## What needs to be done
Which lines hold the word "inoise"? Copy each one.

── Entries supplied ──

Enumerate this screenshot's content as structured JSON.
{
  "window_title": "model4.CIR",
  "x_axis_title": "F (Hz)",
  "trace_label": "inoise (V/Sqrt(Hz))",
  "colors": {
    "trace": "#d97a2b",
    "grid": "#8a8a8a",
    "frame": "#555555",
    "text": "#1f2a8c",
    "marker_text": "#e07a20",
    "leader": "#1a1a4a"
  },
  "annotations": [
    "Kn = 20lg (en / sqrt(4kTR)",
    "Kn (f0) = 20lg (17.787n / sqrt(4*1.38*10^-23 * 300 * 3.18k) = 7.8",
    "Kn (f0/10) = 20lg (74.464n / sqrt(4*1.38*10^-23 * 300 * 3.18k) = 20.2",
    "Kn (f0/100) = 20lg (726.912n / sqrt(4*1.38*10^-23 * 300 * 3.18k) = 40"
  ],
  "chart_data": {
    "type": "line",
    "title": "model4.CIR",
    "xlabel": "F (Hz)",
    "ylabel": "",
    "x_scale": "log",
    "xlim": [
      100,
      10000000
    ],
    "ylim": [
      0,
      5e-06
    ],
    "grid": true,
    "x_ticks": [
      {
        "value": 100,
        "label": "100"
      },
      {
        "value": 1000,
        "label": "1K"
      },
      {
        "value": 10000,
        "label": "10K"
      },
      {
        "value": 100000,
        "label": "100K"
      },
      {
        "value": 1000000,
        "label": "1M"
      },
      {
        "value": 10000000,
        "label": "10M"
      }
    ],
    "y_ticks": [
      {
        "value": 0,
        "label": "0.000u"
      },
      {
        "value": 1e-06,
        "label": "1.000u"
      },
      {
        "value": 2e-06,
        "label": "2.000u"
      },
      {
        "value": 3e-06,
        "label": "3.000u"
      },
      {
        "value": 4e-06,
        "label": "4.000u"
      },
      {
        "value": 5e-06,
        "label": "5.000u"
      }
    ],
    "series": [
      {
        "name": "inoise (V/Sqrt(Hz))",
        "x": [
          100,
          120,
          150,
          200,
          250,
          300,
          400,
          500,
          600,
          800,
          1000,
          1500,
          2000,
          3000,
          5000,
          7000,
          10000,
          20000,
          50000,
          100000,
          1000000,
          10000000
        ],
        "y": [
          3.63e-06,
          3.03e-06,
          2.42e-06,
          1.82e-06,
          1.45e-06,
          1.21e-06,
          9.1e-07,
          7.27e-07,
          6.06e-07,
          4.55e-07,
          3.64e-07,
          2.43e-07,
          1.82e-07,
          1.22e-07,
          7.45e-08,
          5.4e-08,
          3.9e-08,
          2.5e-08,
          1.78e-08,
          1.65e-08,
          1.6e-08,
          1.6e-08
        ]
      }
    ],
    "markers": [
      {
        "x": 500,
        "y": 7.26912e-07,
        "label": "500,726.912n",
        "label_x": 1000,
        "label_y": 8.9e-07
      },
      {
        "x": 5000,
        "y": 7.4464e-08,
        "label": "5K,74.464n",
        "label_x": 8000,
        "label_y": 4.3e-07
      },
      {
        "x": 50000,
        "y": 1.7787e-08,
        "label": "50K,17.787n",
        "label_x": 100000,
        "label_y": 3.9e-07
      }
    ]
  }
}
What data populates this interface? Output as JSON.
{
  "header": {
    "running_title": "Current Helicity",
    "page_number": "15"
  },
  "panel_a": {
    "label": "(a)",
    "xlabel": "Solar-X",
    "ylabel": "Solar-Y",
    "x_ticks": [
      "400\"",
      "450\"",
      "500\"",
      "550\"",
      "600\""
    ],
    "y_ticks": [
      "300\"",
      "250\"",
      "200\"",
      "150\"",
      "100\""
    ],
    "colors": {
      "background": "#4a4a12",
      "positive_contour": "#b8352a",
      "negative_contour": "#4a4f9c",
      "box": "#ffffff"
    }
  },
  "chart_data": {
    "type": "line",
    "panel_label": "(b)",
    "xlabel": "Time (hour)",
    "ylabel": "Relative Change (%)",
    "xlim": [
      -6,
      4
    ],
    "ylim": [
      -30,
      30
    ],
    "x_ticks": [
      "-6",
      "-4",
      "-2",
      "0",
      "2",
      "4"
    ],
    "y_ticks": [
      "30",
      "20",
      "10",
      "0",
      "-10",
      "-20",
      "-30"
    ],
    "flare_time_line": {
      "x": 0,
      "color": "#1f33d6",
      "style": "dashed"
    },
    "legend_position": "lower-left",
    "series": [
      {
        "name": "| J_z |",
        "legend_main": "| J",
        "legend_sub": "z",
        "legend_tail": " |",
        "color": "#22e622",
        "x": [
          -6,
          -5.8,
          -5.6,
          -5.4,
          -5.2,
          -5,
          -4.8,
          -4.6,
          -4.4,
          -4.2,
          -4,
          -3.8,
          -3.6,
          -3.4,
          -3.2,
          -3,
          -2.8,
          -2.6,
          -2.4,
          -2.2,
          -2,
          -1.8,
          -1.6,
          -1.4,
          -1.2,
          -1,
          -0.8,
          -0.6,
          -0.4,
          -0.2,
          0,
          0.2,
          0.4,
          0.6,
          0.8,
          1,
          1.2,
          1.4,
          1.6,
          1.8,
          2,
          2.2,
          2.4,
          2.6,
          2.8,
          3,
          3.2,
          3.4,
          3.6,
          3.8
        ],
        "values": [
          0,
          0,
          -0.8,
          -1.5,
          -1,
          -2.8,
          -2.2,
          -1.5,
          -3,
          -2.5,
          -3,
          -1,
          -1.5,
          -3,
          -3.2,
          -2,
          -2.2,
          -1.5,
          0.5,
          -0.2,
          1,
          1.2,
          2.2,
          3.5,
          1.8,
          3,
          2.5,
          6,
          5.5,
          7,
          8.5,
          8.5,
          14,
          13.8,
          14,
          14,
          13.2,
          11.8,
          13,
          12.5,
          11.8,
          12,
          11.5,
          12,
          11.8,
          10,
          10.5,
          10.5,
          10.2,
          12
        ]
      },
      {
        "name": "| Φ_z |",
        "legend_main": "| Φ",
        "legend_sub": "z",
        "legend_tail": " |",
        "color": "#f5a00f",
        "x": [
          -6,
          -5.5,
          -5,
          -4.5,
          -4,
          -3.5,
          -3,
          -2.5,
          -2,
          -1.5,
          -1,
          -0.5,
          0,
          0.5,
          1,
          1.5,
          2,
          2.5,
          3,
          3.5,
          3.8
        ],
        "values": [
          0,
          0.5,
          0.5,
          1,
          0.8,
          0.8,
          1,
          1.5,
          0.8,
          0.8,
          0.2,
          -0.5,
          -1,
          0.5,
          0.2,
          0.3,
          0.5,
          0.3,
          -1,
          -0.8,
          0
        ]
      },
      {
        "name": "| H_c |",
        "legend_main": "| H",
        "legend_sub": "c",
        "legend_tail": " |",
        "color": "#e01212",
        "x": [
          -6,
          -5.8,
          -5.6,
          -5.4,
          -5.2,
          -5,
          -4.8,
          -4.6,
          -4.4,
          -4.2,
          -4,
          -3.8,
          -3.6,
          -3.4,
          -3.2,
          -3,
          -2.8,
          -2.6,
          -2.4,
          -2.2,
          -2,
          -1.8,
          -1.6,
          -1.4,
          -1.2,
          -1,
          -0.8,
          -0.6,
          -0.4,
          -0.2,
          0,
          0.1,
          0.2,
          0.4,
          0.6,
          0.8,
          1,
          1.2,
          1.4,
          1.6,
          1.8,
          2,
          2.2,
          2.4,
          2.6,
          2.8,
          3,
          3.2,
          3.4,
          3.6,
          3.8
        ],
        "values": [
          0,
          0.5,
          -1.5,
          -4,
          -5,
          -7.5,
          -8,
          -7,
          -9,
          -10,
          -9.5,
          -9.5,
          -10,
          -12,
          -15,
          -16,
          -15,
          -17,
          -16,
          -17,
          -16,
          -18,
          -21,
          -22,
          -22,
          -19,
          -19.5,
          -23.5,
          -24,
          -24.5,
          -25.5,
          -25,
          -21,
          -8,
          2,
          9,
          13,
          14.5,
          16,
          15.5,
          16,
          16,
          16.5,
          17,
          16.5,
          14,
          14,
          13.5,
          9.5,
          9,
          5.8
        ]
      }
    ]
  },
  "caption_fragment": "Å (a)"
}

───

## Exercise solution
  "trace_label": "inoise (V/Sqrt(Hz))",
        "name": "inoise (V/Sqrt(Hz))",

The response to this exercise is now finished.